┌─ Data supplied
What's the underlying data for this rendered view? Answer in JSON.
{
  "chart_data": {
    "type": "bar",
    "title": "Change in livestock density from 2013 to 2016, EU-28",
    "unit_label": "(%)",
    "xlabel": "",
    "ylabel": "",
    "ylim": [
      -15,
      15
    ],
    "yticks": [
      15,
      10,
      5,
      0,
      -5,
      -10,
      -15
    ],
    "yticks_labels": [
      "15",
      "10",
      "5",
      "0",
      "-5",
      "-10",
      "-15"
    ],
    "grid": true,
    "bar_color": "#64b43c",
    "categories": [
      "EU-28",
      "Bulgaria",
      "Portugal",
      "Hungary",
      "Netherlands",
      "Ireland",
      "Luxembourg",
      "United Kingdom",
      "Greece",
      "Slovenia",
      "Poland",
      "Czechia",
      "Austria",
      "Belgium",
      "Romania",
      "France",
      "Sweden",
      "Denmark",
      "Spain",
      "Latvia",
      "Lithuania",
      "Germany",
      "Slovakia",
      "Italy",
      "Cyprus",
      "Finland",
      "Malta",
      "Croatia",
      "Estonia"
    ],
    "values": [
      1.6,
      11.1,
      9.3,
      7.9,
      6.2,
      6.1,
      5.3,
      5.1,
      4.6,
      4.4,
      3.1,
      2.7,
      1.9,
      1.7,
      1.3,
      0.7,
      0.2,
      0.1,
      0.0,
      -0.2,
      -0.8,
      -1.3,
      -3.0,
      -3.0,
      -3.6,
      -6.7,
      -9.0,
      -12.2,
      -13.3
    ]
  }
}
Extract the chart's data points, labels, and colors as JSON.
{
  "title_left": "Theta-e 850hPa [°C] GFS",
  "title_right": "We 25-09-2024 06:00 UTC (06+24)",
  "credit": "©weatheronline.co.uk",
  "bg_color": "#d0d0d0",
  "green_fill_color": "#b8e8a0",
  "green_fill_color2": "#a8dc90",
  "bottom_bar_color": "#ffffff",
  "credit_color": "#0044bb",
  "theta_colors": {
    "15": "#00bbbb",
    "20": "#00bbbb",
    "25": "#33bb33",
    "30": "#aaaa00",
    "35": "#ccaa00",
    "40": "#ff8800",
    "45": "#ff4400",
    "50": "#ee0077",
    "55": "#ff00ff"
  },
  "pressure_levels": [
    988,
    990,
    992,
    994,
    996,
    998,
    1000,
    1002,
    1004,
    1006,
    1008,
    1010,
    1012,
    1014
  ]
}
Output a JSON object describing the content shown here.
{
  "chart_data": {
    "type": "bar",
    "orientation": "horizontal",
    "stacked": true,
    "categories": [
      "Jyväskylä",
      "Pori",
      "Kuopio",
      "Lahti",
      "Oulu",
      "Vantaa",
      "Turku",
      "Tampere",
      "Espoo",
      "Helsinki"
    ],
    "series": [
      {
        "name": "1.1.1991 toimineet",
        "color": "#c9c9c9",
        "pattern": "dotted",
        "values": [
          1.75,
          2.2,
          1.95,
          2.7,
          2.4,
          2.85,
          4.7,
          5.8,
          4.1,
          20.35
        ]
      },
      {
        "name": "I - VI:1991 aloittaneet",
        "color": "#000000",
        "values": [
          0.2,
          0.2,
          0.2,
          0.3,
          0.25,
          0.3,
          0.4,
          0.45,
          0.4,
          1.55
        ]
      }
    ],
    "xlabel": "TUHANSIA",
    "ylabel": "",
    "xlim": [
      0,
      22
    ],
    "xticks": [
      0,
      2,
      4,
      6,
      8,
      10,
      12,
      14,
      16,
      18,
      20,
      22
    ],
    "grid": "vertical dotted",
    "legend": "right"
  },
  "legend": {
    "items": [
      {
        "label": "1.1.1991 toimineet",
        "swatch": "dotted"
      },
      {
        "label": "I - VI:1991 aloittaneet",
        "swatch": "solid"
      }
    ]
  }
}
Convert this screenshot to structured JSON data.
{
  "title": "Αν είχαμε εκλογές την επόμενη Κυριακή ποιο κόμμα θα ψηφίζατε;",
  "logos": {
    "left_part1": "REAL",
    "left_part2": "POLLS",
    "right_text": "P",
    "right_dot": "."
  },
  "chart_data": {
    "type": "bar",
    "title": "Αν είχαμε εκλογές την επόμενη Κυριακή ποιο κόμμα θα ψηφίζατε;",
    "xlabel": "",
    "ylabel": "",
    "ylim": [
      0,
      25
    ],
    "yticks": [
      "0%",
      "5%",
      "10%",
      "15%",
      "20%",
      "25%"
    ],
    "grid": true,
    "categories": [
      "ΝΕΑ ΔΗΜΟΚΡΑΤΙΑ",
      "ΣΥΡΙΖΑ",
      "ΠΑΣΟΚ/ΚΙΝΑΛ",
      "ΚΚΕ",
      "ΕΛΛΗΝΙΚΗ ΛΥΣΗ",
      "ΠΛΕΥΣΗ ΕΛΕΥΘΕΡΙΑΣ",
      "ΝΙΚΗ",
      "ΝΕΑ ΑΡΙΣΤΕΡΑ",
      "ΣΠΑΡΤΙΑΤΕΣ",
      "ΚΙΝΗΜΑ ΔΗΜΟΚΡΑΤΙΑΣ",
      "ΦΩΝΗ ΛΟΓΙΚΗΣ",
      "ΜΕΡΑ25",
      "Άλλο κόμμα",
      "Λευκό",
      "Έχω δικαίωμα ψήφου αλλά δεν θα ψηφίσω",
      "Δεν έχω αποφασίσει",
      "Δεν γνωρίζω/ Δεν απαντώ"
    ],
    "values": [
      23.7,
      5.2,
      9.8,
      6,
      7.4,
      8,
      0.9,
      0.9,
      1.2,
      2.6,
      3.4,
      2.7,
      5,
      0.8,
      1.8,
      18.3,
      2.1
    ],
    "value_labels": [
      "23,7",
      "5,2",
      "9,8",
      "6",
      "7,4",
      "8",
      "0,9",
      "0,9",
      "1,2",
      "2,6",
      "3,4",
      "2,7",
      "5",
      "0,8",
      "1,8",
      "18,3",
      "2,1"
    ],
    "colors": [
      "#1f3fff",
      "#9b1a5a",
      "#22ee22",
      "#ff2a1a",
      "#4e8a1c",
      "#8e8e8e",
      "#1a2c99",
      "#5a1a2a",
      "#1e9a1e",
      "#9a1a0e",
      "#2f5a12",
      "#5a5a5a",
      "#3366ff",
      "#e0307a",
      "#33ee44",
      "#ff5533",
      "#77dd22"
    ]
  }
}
└─
* Given task:
Pick out and copy the lines of the entries that hold the string "toimineet".

* Solution for this exercise:
        "name": "1.1.1991 toimineet",
        "label": "1.1.1991 toimineet",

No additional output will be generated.